TO DO | Go through the records and show each line where the word "Topping" occurs.

Stored records
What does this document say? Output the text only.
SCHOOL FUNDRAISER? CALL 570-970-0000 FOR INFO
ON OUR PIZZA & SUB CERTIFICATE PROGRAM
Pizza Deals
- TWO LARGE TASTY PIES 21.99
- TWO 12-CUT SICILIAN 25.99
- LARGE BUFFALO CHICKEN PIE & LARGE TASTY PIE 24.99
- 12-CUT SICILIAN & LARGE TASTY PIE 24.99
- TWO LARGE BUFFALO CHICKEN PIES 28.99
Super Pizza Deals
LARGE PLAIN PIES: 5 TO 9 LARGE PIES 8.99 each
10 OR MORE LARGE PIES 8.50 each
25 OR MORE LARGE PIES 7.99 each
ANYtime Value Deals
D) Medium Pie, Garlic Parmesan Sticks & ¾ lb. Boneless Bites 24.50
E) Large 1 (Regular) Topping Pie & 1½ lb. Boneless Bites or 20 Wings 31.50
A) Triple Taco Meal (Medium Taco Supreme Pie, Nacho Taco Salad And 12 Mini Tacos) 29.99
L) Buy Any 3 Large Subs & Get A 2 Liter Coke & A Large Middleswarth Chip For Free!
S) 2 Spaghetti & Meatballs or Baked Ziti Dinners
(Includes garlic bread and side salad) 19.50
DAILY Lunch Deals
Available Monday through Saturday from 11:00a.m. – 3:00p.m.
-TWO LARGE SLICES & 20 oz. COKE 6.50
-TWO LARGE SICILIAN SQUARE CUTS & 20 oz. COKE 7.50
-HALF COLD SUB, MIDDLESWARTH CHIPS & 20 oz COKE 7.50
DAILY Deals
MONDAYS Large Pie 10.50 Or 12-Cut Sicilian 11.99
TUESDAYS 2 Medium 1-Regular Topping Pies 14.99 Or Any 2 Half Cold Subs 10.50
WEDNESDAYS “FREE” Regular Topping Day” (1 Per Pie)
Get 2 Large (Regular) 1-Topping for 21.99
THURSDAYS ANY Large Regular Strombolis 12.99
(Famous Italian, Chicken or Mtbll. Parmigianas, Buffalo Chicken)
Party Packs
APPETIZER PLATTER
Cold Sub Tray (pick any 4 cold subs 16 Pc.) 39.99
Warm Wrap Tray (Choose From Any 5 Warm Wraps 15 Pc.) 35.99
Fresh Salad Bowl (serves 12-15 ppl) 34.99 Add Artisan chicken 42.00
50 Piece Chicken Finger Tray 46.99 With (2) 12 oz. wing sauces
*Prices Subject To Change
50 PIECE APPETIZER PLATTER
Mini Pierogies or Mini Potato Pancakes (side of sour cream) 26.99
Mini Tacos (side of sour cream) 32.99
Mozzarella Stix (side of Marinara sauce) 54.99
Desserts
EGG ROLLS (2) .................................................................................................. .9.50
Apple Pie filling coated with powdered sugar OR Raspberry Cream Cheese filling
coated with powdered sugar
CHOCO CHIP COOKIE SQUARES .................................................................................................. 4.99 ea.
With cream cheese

COMPLETED TASK |
E) Large 1 (Regular) Topping Pie & 1½ lb. Boneless Bites or 20 Wings 31.50
TUESDAYS 2 Medium 1-Regular Topping Pies 14.99 Or Any 2 Half Cold Subs 10.50
WEDNESDAYS “FREE” Regular Topping Day” (1 Per Pie)
Get 2 Large (Regular) 1-Topping for 21.99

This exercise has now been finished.